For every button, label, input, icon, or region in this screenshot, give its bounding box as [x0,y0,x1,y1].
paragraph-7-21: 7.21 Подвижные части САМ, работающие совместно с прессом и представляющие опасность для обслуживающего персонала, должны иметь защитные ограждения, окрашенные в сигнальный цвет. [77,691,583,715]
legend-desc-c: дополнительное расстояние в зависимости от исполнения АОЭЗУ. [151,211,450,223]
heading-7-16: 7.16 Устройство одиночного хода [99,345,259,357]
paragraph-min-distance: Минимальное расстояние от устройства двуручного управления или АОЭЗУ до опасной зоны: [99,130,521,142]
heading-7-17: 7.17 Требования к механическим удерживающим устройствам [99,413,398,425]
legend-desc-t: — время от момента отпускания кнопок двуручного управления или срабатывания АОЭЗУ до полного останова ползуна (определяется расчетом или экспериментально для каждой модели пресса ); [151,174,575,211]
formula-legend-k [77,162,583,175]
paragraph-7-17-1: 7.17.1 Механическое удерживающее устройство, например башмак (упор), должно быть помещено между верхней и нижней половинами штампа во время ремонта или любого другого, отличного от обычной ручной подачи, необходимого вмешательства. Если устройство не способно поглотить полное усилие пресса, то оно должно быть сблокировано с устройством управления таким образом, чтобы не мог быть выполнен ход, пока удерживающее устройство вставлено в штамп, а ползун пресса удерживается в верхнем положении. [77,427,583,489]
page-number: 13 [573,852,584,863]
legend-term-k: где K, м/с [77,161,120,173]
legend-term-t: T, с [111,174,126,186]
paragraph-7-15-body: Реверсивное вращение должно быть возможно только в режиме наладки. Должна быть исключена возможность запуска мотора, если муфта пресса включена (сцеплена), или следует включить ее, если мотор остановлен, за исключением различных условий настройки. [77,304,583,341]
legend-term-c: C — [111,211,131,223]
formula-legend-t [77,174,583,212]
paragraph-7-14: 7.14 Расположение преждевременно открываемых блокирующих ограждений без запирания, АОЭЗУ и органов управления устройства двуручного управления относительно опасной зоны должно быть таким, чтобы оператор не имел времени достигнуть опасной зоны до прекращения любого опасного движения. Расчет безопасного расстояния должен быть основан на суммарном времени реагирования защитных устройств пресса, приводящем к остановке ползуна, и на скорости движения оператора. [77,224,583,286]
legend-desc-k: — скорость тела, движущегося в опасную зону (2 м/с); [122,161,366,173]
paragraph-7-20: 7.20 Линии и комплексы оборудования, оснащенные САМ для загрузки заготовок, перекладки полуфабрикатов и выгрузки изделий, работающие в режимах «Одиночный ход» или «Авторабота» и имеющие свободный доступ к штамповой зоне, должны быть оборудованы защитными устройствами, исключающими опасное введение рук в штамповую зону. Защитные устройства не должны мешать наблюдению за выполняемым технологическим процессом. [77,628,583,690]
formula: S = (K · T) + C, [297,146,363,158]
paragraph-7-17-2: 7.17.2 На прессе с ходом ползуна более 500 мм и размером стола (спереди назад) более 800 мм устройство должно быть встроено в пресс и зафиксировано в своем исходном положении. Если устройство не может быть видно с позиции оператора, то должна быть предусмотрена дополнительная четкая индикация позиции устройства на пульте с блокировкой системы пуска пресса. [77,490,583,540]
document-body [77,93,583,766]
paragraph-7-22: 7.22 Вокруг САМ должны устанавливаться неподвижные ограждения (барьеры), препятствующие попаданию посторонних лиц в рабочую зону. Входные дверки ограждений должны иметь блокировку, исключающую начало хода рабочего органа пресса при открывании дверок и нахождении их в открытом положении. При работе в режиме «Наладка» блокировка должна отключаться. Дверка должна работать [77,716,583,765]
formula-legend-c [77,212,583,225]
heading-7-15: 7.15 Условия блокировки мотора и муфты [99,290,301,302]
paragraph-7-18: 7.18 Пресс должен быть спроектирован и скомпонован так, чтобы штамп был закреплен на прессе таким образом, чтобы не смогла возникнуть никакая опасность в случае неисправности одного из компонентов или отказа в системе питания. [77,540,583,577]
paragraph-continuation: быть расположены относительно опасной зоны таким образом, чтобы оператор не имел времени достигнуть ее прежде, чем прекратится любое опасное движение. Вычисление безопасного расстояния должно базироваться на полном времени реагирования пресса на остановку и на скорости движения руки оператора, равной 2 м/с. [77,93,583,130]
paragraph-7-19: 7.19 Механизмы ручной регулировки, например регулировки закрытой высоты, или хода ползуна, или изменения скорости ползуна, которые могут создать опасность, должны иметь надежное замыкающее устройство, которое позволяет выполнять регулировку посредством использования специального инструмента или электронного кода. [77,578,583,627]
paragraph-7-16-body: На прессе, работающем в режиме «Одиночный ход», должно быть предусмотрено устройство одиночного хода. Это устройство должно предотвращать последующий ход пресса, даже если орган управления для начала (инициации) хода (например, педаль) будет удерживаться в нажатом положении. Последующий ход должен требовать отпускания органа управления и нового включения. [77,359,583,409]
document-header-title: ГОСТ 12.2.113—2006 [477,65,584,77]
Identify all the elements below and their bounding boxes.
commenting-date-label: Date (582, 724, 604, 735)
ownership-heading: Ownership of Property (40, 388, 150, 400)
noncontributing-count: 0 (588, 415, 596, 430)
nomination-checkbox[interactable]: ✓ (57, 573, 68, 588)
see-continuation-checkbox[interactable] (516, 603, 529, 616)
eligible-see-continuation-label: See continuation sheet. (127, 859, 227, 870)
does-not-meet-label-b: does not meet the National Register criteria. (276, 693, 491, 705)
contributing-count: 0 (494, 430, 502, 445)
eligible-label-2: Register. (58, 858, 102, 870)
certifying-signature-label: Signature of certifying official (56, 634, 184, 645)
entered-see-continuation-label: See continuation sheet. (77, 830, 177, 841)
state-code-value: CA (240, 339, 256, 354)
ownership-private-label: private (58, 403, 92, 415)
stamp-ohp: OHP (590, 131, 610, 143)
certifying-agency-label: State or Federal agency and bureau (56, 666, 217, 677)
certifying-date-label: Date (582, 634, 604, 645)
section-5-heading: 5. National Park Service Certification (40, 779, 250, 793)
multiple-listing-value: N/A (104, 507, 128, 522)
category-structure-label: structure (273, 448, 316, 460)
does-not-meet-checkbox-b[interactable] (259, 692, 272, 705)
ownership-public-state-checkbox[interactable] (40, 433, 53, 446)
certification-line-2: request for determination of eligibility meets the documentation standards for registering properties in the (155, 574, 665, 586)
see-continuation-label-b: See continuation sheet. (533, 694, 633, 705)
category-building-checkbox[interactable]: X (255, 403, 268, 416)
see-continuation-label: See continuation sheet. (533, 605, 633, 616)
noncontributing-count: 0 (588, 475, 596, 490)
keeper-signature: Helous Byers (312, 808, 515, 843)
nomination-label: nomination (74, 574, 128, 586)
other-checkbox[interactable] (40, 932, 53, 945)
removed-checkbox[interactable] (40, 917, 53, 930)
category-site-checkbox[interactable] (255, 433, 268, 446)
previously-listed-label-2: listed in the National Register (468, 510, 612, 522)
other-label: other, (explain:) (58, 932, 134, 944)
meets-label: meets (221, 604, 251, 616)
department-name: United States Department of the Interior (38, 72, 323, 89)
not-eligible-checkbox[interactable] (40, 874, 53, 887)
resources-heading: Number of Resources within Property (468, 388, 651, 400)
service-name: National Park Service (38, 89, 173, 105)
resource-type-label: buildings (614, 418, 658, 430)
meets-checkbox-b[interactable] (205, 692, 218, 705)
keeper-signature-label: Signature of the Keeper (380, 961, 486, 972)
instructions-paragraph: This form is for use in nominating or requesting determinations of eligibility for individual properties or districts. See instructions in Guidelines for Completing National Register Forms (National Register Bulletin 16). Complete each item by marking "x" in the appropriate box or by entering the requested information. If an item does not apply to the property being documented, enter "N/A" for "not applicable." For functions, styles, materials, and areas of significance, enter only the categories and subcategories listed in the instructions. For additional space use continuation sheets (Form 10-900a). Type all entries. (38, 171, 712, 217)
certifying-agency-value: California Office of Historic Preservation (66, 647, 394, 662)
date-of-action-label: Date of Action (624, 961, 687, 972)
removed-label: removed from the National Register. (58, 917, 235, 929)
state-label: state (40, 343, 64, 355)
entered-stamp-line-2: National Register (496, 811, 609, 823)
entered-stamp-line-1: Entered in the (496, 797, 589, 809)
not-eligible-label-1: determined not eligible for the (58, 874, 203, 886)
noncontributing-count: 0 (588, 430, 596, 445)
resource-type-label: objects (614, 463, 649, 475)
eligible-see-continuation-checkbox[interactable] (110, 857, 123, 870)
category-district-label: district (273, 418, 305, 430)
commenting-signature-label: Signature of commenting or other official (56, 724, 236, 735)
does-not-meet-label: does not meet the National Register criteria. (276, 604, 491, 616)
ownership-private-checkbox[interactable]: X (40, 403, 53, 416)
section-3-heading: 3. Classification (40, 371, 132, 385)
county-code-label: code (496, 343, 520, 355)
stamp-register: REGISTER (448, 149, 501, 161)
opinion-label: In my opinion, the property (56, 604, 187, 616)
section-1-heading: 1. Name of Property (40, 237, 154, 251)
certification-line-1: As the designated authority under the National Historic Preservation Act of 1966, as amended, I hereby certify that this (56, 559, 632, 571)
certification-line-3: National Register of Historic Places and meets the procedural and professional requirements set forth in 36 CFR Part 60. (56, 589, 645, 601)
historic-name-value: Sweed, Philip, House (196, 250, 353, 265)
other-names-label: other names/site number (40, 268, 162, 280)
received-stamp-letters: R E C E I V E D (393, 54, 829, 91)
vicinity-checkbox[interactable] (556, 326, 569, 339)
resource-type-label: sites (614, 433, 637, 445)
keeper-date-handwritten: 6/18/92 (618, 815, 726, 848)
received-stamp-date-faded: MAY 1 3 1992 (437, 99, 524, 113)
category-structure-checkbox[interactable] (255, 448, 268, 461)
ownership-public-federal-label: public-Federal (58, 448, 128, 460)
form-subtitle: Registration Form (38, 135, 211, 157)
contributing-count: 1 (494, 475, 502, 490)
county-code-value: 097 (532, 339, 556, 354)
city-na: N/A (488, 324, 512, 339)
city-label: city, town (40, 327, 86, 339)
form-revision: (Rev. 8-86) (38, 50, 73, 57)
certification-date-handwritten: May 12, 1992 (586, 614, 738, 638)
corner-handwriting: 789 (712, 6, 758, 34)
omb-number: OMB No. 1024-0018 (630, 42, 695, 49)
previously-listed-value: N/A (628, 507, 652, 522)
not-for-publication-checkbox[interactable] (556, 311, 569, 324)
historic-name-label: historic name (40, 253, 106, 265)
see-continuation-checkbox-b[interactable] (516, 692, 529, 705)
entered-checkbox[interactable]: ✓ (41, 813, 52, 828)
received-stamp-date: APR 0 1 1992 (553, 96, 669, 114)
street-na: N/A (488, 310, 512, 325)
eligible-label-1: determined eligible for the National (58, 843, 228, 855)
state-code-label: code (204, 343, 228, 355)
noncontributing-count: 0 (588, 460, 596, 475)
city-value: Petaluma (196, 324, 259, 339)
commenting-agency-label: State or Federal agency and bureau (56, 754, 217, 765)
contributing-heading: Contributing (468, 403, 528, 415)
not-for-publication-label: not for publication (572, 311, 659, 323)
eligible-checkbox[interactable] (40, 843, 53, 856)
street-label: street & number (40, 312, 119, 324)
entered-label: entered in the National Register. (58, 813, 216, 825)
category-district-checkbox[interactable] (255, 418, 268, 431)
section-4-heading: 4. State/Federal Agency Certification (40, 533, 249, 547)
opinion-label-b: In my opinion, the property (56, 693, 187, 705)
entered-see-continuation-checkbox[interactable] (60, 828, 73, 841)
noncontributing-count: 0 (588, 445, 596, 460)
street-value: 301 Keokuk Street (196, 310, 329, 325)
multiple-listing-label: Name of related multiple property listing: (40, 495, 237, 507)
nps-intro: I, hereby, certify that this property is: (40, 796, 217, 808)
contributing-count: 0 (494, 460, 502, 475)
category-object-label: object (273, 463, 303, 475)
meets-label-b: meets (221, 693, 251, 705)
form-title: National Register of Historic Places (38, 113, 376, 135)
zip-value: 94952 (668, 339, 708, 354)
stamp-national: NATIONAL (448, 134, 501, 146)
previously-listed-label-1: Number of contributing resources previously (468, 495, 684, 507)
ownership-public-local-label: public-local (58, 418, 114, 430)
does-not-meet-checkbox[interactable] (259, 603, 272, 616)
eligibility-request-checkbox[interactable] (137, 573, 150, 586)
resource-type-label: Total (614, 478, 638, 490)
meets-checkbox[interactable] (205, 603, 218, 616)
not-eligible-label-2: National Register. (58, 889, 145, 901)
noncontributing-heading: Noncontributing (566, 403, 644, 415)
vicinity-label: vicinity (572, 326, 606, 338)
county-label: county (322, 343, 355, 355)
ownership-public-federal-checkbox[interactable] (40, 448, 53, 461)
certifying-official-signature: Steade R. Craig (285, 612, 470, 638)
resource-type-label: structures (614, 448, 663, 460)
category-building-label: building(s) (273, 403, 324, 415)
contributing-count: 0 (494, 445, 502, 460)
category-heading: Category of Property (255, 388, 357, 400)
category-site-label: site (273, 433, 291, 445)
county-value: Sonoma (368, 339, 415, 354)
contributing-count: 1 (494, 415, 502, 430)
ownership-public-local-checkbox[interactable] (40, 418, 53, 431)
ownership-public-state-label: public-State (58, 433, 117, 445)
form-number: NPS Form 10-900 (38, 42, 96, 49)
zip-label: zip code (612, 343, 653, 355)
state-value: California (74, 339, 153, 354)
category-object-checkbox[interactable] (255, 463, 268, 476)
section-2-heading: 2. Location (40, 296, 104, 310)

---------------

• [TASK] Please return the lines from the start of the records through the line containing "paragraph-min-distance: Минимальное расстояние", both ends included, reproducing them without any changes.

• [PROBLEM SOLUTION]
For every button, label, input, icon, or region in this screenshot, give its bounding box as [x0,y0,x1,y1].
paragraph-7-21: 7.21 Подвижные части САМ, работающие совместно с прессом и представляющие опасность для обслуживающего персонала, должны иметь защитные ограждения, окрашенные в сигнальный цвет. [77,691,583,715]
legend-desc-c: дополнительное расстояние в зависимости от исполнения АОЭЗУ. [151,211,450,223]
heading-7-16: 7.16 Устройство одиночного хода [99,345,259,357]
paragraph-min-distance: Минимальное расстояние от устройства двуручного управления или АОЭЗУ до опасной зоны: [99,130,521,142]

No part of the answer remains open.